• **What the exercise asks**
What follows are records. Restate all of them word for word.

• **Stored rows**
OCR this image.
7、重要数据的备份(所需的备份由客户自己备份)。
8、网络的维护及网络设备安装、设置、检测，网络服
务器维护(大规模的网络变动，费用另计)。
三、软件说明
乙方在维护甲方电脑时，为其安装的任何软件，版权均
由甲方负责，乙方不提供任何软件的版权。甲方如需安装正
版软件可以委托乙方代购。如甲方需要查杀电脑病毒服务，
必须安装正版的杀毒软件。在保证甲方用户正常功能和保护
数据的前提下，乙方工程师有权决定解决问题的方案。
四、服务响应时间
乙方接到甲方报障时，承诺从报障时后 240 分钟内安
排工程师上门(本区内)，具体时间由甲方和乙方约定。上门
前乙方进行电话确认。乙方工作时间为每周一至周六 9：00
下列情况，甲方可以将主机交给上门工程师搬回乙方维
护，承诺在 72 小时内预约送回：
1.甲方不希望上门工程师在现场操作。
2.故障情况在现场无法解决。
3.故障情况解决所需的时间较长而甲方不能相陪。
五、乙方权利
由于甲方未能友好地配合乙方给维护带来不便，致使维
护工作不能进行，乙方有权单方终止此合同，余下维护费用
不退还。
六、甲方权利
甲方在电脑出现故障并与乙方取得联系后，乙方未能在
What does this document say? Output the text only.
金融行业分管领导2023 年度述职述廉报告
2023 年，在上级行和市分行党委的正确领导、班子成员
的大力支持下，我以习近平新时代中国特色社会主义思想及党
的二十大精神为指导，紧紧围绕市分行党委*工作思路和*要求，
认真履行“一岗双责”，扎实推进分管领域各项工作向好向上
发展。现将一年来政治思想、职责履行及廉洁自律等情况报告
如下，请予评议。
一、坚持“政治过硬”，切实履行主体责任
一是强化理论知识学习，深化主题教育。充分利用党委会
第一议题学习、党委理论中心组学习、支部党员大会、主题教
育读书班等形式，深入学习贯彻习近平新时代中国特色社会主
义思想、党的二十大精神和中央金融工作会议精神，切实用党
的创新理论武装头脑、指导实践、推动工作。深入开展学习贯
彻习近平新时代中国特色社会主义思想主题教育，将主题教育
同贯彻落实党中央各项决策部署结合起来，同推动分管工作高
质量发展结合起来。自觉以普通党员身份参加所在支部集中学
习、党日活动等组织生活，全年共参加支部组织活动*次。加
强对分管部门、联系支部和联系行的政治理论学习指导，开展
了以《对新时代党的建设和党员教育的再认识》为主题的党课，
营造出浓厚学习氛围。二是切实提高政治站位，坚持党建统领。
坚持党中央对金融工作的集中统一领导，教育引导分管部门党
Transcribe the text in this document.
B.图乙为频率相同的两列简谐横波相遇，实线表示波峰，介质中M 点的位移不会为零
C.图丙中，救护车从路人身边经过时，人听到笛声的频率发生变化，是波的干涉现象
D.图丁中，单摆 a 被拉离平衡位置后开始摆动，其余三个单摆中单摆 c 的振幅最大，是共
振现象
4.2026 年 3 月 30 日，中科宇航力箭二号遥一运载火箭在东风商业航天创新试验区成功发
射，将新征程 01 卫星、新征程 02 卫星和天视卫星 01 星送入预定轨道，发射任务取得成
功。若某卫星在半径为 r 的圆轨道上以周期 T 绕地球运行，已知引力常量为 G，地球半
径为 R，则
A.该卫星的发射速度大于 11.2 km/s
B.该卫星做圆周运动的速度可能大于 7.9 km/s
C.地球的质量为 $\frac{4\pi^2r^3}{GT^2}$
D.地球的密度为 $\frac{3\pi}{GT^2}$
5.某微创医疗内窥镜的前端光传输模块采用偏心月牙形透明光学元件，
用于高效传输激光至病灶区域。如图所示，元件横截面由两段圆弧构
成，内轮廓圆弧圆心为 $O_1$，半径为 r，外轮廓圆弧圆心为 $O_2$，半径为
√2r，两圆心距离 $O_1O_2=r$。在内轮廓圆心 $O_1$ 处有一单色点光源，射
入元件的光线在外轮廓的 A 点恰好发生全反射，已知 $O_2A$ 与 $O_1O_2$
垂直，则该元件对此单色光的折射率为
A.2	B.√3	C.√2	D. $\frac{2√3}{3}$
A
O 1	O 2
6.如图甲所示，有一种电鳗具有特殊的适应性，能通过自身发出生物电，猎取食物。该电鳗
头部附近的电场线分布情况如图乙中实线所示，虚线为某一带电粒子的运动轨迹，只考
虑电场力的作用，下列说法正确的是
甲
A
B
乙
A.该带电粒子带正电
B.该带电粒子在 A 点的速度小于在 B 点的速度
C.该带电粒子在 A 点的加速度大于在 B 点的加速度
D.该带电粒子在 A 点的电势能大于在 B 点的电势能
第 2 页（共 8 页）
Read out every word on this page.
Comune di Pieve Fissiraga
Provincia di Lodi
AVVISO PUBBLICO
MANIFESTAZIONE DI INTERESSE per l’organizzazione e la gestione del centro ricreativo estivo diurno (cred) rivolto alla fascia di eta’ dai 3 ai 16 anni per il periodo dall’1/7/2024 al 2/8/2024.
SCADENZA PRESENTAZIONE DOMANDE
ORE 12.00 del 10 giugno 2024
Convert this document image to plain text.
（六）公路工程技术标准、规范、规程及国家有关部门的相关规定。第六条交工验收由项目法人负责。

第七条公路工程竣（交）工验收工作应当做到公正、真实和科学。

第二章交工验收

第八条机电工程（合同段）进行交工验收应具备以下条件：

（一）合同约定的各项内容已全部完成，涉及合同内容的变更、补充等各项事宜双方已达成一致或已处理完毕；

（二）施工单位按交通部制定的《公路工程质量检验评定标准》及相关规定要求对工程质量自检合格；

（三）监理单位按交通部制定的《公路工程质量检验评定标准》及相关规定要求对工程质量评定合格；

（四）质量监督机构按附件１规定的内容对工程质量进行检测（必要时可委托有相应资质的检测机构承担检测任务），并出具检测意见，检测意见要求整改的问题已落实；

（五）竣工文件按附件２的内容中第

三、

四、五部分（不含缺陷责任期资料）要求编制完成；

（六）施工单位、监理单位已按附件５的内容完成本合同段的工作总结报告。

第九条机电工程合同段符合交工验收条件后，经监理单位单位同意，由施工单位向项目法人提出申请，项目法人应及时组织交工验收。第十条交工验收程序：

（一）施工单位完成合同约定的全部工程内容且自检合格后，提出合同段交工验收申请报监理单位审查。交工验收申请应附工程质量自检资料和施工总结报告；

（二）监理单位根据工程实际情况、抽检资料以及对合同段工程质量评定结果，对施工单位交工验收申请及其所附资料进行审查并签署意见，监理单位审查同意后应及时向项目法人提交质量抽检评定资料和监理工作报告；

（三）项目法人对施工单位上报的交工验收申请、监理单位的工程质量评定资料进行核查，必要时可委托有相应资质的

• **Task solution**
OCR this image.
7、重要数据的备份(所需的备份由客户自己备份)。
8、网络的维护及网络设备安装、设置、检测，网络服
务器维护(大规模的网络变动，费用另计)。
三、软件说明
乙方在维护甲方电脑时，为其安装的任何软件，版权均
由甲方负责，乙方不提供任何软件的版权。甲方如需安装正
版软件可以委托乙方代购。如甲方需要查杀电脑病毒服务，
必须安装正版的杀毒软件。在保证甲方用户正常功能和保护
数据的前提下，乙方工程师有权决定解决问题的方案。
四、服务响应时间
乙方接到甲方报障时，承诺从报障时后 240 分钟内安
排工程师上门(本区内)，具体时间由甲方和乙方约定。上门
前乙方进行电话确认。乙方工作时间为每周一至周六 9：00
下列情况，甲方可以将主机交给上门工程师搬回乙方维
护，承诺在 72 小时内预约送回：
1.甲方不希望上门工程师在现场操作。
2.故障情况在现场无法解决。
3.故障情况解决所需的时间较长而甲方不能相陪。
五、乙方权利
由于甲方未能友好地配合乙方给维护带来不便，致使维
护工作不能进行，乙方有权单方终止此合同，余下维护费用
不退还。
六、甲方权利
甲方在电脑出现故障并与乙方取得联系后，乙方未能在
What does this document say? Output the text only.
金融行业分管领导2023 年度述职述廉报告
2023 年，在上级行和市分行党委的正确领导、班子成员
的大力支持下，我以习近平新时代中国特色社会主义思想及党
的二十大精神为指导，紧紧围绕市分行党委*工作思路和*要求，
认真履行“一岗双责”，扎实推进分管领域各项工作向好向上
发展。现将一年来政治思想、职责履行及廉洁自律等情况报告
如下，请予评议。
一、坚持“政治过硬”，切实履行主体责任
一是强化理论知识学习，深化主题教育。充分利用党委会
第一议题学习、党委理论中心组学习、支部党员大会、主题教
育读书班等形式，深入学习贯彻习近平新时代中国特色社会主
义思想、党的二十大精神和中央金融工作会议精神，切实用党
的创新理论武装头脑、指导实践、推动工作。深入开展学习贯
彻习近平新时代中国特色社会主义思想主题教育，将主题教育
同贯彻落实党中央各项决策部署结合起来，同推动分管工作高
质量发展结合起来。自觉以普通党员身份参加所在支部集中学
习、党日活动等组织生活，全年共参加支部组织活动*次。加
强对分管部门、联系支部和联系行的政治理论学习指导，开展
了以《对新时代党的建设和党员教育的再认识》为主题的党课，
营造出浓厚学习氛围。二是切实提高政治站位，坚持党建统领。
坚持党中央对金融工作的集中统一领导，教育引导分管部门党
Transcribe the text in this document.
B.图乙为频率相同的两列简谐横波相遇，实线表示波峰，介质中M 点的位移不会为零
C.图丙中，救护车从路人身边经过时，人听到笛声的频率发生变化，是波的干涉现象
D.图丁中，单摆 a 被拉离平衡位置后开始摆动，其余三个单摆中单摆 c 的振幅最大，是共
振现象
4.2026 年 3 月 30 日，中科宇航力箭二号遥一运载火箭在东风商业航天创新试验区成功发
射，将新征程 01 卫星、新征程 02 卫星和天视卫星 01 星送入预定轨道，发射任务取得成
功。若某卫星在半径为 r 的圆轨道上以周期 T 绕地球运行，已知引力常量为 G，地球半
径为 R，则
A.该卫星的发射速度大于 11.2 km/s
B.该卫星做圆周运动的速度可能大于 7.9 km/s
C.地球的质量为 $\frac{4\pi^2r^3}{GT^2}$
D.地球的密度为 $\frac{3\pi}{GT^2}$
5.某微创医疗内窥镜的前端光传输模块采用偏心月牙形透明光学元件，
用于高效传输激光至病灶区域。如图所示，元件横截面由两段圆弧构
成，内轮廓圆弧圆心为 $O_1$，半径为 r，外轮廓圆弧圆心为 $O_2$，半径为
√2r，两圆心距离 $O_1O_2=r$。在内轮廓圆心 $O_1$ 处有一单色点光源，射
入元件的光线在外轮廓的 A 点恰好发生全反射，已知 $O_2A$ 与 $O_1O_2$
垂直，则该元件对此单色光的折射率为
A.2	B.√3	C.√2	D. $\frac{2√3}{3}$
A
O 1	O 2
6.如图甲所示，有一种电鳗具有特殊的适应性，能通过自身发出生物电，猎取食物。该电鳗
头部附近的电场线分布情况如图乙中实线所示，虚线为某一带电粒子的运动轨迹，只考
虑电场力的作用，下列说法正确的是
甲
A
B
乙
A.该带电粒子带正电
B.该带电粒子在 A 点的速度小于在 B 点的速度
C.该带电粒子在 A 点的加速度大于在 B 点的加速度
D.该带电粒子在 A 点的电势能大于在 B 点的电势能
第 2 页（共 8 页）
Read out every word on this page.
Comune di Pieve Fissiraga
Provincia di Lodi
AVVISO PUBBLICO
MANIFESTAZIONE DI INTERESSE per l’organizzazione e la gestione del centro ricreativo estivo diurno (cred) rivolto alla fascia di eta’ dai 3 ai 16 anni per il periodo dall’1/7/2024 al 2/8/2024.
SCADENZA PRESENTAZIONE DOMANDE
ORE 12.00 del 10 giugno 2024
Convert this document image to plain text.
（六）公路工程技术标准、规范、规程及国家有关部门的相关规定。第六条交工验收由项目法人负责。

第七条公路工程竣（交）工验收工作应当做到公正、真实和科学。

第二章交工验收

第八条机电工程（合同段）进行交工验收应具备以下条件：

（一）合同约定的各项内容已全部完成，涉及合同内容的变更、补充等各项事宜双方已达成一致或已处理完毕；

（二）施工单位按交通部制定的《公路工程质量检验评定标准》及相关规定要求对工程质量自检合格；

（三）监理单位按交通部制定的《公路工程质量检验评定标准》及相关规定要求对工程质量评定合格；

（四）质量监督机构按附件１规定的内容对工程质量进行检测（必要时可委托有相应资质的检测机构承担检测任务），并出具检测意见，检测意见要求整改的问题已落实；

（五）竣工文件按附件２的内容中第

三、

四、五部分（不含缺陷责任期资料）要求编制完成；

（六）施工单位、监理单位已按附件５的内容完成本合同段的工作总结报告。

第九条机电工程合同段符合交工验收条件后，经监理单位单位同意，由施工单位向项目法人提出申请，项目法人应及时组织交工验收。第十条交工验收程序：

（一）施工单位完成合同约定的全部工程内容且自检合格后，提出合同段交工验收申请报监理单位审查。交工验收申请应附工程质量自检资料和施工总结报告；

（二）监理单位根据工程实际情况、抽检资料以及对合同段工程质量评定结果，对施工单位交工验收申请及其所附资料进行审查并签署意见，监理单位审查同意后应及时向项目法人提交质量抽检评定资料和监理工作报告；

（三）项目法人对施工单位上报的交工验收申请、监理单位的工程质量评定资料进行核查，必要时可委托有相应资质的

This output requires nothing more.